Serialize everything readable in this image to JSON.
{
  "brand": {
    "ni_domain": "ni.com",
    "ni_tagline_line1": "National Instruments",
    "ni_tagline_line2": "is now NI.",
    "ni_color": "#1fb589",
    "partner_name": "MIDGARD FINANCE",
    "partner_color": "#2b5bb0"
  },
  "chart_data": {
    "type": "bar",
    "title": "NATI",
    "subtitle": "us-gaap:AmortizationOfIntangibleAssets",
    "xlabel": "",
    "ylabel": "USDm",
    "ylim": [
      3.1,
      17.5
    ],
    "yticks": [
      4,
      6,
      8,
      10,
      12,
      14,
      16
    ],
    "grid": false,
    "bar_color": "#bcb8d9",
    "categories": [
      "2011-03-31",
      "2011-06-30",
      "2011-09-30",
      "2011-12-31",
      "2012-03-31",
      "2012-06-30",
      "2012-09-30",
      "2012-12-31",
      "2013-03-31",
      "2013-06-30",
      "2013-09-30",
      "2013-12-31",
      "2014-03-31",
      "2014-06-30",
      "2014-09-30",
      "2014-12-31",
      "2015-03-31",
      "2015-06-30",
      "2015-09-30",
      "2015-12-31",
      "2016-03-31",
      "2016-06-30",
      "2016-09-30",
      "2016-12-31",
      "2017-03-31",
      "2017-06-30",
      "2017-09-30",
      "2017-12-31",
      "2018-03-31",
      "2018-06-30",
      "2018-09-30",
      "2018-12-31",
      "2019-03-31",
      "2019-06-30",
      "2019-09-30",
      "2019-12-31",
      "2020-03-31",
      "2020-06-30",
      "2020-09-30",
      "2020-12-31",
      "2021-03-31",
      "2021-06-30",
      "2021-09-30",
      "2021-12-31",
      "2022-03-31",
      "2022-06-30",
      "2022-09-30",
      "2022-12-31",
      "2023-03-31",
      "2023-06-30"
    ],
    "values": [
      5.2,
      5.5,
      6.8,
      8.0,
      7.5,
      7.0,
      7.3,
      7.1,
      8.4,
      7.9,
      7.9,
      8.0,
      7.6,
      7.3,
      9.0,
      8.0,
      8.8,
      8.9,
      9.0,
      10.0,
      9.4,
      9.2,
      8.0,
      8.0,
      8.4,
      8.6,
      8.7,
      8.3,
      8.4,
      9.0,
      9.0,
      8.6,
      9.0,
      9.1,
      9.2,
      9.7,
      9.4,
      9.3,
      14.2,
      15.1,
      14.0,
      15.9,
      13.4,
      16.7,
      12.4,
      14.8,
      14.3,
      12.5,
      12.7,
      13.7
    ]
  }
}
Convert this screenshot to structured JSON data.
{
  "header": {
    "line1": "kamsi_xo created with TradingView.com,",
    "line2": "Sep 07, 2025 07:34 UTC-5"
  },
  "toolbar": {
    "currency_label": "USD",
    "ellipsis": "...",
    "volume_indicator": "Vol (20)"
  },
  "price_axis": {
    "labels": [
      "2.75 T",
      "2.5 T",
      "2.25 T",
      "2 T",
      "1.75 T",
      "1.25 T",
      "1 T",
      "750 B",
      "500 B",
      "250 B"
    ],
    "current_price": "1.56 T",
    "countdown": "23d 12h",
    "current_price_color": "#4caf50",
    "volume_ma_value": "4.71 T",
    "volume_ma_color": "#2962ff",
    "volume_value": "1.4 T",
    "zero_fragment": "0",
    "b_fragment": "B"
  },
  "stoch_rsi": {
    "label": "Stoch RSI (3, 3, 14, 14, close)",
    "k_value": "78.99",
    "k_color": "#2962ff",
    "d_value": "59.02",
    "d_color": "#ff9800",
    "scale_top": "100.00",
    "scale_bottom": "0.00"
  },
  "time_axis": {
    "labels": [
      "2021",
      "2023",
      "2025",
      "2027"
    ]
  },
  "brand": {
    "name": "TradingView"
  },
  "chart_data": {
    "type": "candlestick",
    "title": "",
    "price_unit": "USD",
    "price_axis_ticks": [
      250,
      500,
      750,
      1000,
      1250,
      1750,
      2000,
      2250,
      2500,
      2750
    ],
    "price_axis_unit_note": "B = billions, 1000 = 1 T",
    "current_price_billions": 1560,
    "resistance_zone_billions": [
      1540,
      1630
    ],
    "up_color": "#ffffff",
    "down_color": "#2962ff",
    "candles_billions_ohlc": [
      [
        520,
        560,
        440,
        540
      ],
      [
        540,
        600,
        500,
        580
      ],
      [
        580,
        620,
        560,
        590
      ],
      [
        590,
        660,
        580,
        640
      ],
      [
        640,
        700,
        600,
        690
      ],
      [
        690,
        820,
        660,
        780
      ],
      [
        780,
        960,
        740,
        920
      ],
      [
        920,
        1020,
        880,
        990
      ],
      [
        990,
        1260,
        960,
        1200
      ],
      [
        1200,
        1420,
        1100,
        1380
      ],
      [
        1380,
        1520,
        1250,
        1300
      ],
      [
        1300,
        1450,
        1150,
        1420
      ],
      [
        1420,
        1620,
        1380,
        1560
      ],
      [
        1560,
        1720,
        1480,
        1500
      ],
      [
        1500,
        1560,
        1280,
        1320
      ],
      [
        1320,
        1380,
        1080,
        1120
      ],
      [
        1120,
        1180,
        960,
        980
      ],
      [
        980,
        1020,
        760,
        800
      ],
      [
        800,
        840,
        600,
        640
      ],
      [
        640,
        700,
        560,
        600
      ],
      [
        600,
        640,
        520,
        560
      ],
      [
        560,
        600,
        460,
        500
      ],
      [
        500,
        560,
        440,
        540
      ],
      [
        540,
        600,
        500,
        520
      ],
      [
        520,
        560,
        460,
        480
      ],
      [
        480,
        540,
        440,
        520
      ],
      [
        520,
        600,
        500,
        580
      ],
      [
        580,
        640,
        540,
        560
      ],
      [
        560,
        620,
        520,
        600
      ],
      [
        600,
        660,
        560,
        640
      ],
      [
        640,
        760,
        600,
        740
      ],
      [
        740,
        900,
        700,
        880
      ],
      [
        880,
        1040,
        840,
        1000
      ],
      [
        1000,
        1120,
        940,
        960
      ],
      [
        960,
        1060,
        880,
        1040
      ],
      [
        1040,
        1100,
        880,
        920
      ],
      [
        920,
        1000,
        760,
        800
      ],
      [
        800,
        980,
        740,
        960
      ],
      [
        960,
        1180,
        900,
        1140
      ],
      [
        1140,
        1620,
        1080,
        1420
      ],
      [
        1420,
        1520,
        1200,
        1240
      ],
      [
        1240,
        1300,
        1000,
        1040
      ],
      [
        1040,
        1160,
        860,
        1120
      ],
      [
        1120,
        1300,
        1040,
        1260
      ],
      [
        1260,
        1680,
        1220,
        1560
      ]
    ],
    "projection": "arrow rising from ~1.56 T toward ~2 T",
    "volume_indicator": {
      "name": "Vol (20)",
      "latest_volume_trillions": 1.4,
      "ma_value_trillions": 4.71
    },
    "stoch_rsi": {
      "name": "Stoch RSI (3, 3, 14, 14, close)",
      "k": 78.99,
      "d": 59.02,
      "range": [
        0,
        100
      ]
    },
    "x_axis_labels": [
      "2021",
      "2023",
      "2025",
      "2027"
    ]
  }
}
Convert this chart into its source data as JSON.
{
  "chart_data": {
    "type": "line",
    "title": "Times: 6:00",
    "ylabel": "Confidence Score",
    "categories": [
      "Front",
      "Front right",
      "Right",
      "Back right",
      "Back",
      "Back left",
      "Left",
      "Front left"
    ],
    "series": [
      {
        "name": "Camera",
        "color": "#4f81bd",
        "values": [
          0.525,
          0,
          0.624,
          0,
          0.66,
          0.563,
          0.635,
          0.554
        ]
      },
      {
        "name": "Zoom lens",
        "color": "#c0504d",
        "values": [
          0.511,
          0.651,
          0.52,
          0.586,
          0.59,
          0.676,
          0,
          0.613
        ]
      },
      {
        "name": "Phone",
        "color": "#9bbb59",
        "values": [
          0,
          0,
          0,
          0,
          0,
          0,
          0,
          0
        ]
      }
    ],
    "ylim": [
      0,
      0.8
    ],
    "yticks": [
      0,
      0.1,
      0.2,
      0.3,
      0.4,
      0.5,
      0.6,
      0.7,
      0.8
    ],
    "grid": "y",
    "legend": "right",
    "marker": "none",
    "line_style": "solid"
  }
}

______________________________

BRIEF
Collect every line from the records above that contains the word "this".

ANSWER FOR THE TASK
Serialize everything readable in this image to JSON.
Convert this screenshot to structured JSON data.
Convert this chart into its source data as JSON.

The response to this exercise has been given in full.